Source records
++++++++++
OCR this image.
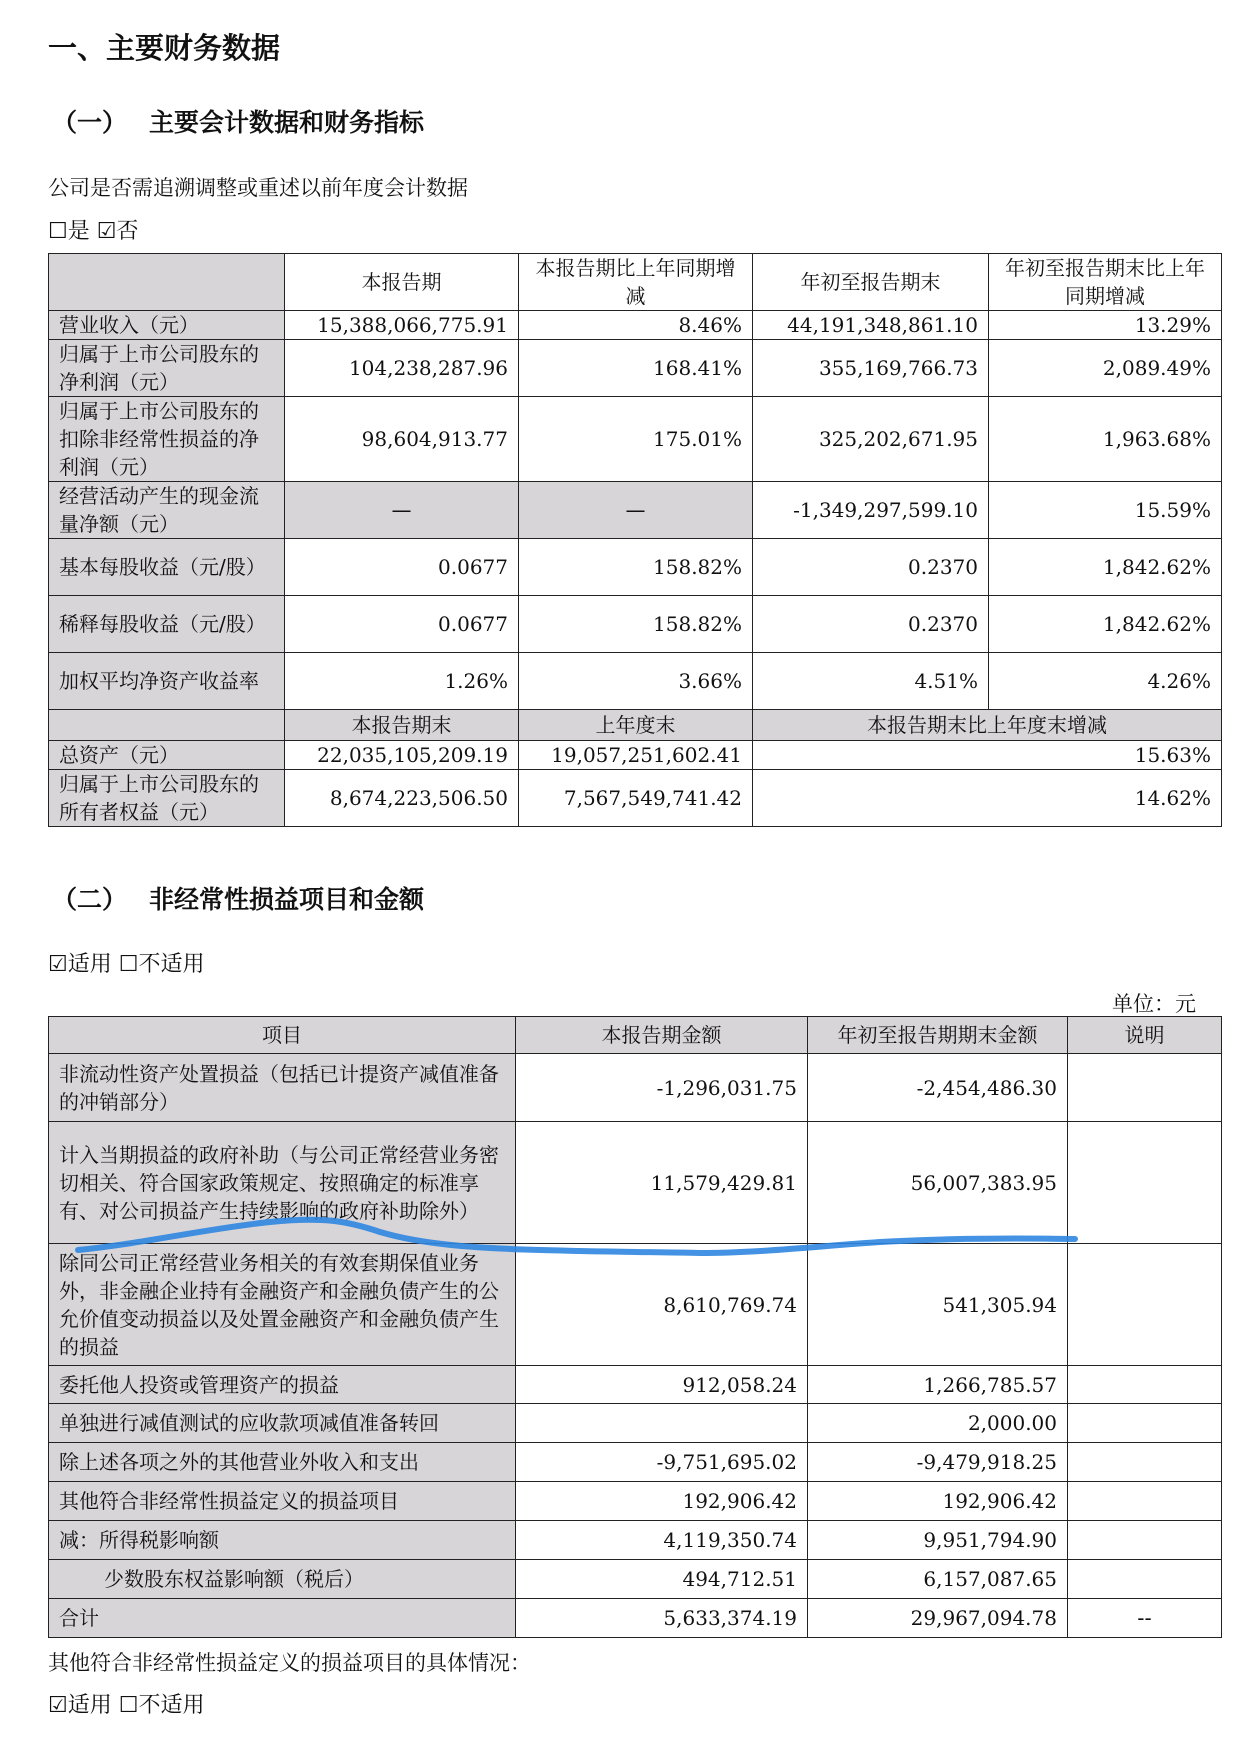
一、主要财务数据
（一） 主要会计数据和财务指标
公司是否需追溯调整或重述以前年度会计数据
☐是 ☑否
	本报告期	本报告期比上年同期增减	年初至报告期末	年初至报告期末比上年同期增减
营业收入（元）	15,388,066,775.91	8.46%	44,191,348,861.10	13.29%
归属于上市公司股东的净利润（元）	104,238,287.96	168.41%	355,169,766.73	2,089.49%
归属于上市公司股东的扣除非经常性损益的净利润（元）	98,604,913.77	175.01%	325,202,671.95	1,963.68%
经营活动产生的现金流量净额（元）	—	—	-1,349,297,599.10	15.59%
基本每股收益（元/股）	0.0677	158.82%	0.2370	1,842.62%
稀释每股收益（元/股）	0.0677	158.82%	0.2370	1,842.62%
加权平均净资产收益率	1.26%	3.66%	4.51%	4.26%
	本报告期末	上年度末	本报告期末比上年度末增减	
总资产（元）	22,035,105,209.19	19,057,251,602.41	15.63%	
归属于上市公司股东的所有者权益（元）	8,674,223,506.50	7,567,549,741.42	14.62%	
（二） 非经常性损益项目和金额
☑适用 ☐不适用
单位：元
项目	本报告期金额	年初至报告期期末金额	说明
非流动性资产处置损益（包括已计提资产减值准备的冲销部分）	-1,296,031.75	-2,454,486.30	
计入当期损益的政府补助（与公司正常经营业务密切相关、符合国家政策规定、按照确定的标准享有、对公司损益产生持续影响的政府补助除外）	11,579,429.81	56,007,383.95	
除同公司正常经营业务相关的有效套期保值业务外，非金融企业持有金融资产和金融负债产生的公允价值变动损益以及处置金融资产和金融负债产生的损益	8,610,769.74	541,305.94	
委托他人投资或管理资产的损益	912,058.24	1,266,785.57	
单独进行减值测试的应收款项减值准备转回		2,000.00	
除上述各项之外的其他营业外收入和支出	-9,751,695.02	-9,479,918.25	
其他符合非经常性损益定义的损益项目	192,906.42	192,906.42	
减：所得税影响额	4,119,350.74	9,951,794.90	
少数股东权益影响额（税后）	494,712.51	6,157,087.65	
合计	5,633,374.19	29,967,094.78	--
其他符合非经常性损益定义的损益项目的具体情况：
☑适用 ☐不适用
++++++++++
▸ BRIEF
Write out the entries again, exactly as given, skipping any images.

▸ EXERCISE ANSWER
OCR this image.
一、主要财务数据
（一） 主要会计数据和财务指标
公司是否需追溯调整或重述以前年度会计数据
☐是 ☑否
	本报告期	本报告期比上年同期增减	年初至报告期末	年初至报告期末比上年同期增减
营业收入（元）	15,388,066,775.91	8.46%	44,191,348,861.10	13.29%
归属于上市公司股东的净利润（元）	104,238,287.96	168.41%	355,169,766.73	2,089.49%
归属于上市公司股东的扣除非经常性损益的净利润（元）	98,604,913.77	175.01%	325,202,671.95	1,963.68%
经营活动产生的现金流量净额（元）	—	—	-1,349,297,599.10	15.59%
基本每股收益（元/股）	0.0677	158.82%	0.2370	1,842.62%
稀释每股收益（元/股）	0.0677	158.82%	0.2370	1,842.62%
加权平均净资产收益率	1.26%	3.66%	4.51%	4.26%
	本报告期末	上年度末	本报告期末比上年度末增减	
总资产（元）	22,035,105,209.19	19,057,251,602.41	15.63%	
归属于上市公司股东的所有者权益（元）	8,674,223,506.50	7,567,549,741.42	14.62%	
（二） 非经常性损益项目和金额
☑适用 ☐不适用
单位：元
项目	本报告期金额	年初至报告期期末金额	说明
非流动性资产处置损益（包括已计提资产减值准备的冲销部分）	-1,296,031.75	-2,454,486.30	
计入当期损益的政府补助（与公司正常经营业务密切相关、符合国家政策规定、按照确定的标准享有、对公司损益产生持续影响的政府补助除外）	11,579,429.81	56,007,383.95	
除同公司正常经营业务相关的有效套期保值业务外，非金融企业持有金融资产和金融负债产生的公允价值变动损益以及处置金融资产和金融负债产生的损益	8,610,769.74	541,305.94	
委托他人投资或管理资产的损益	912,058.24	1,266,785.57	
单独进行减值测试的应收款项减值准备转回		2,000.00	
除上述各项之外的其他营业外收入和支出	-9,751,695.02	-9,479,918.25	
其他符合非经常性损益定义的损益项目	192,906.42	192,906.42	
减：所得税影响额	4,119,350.74	9,951,794.90	
少数股东权益影响额（税后）	494,712.51	6,157,087.65	
合计	5,633,374.19	29,967,094.78	--
其他符合非经常性损益定义的损益项目的具体情况：
☑适用 ☐不适用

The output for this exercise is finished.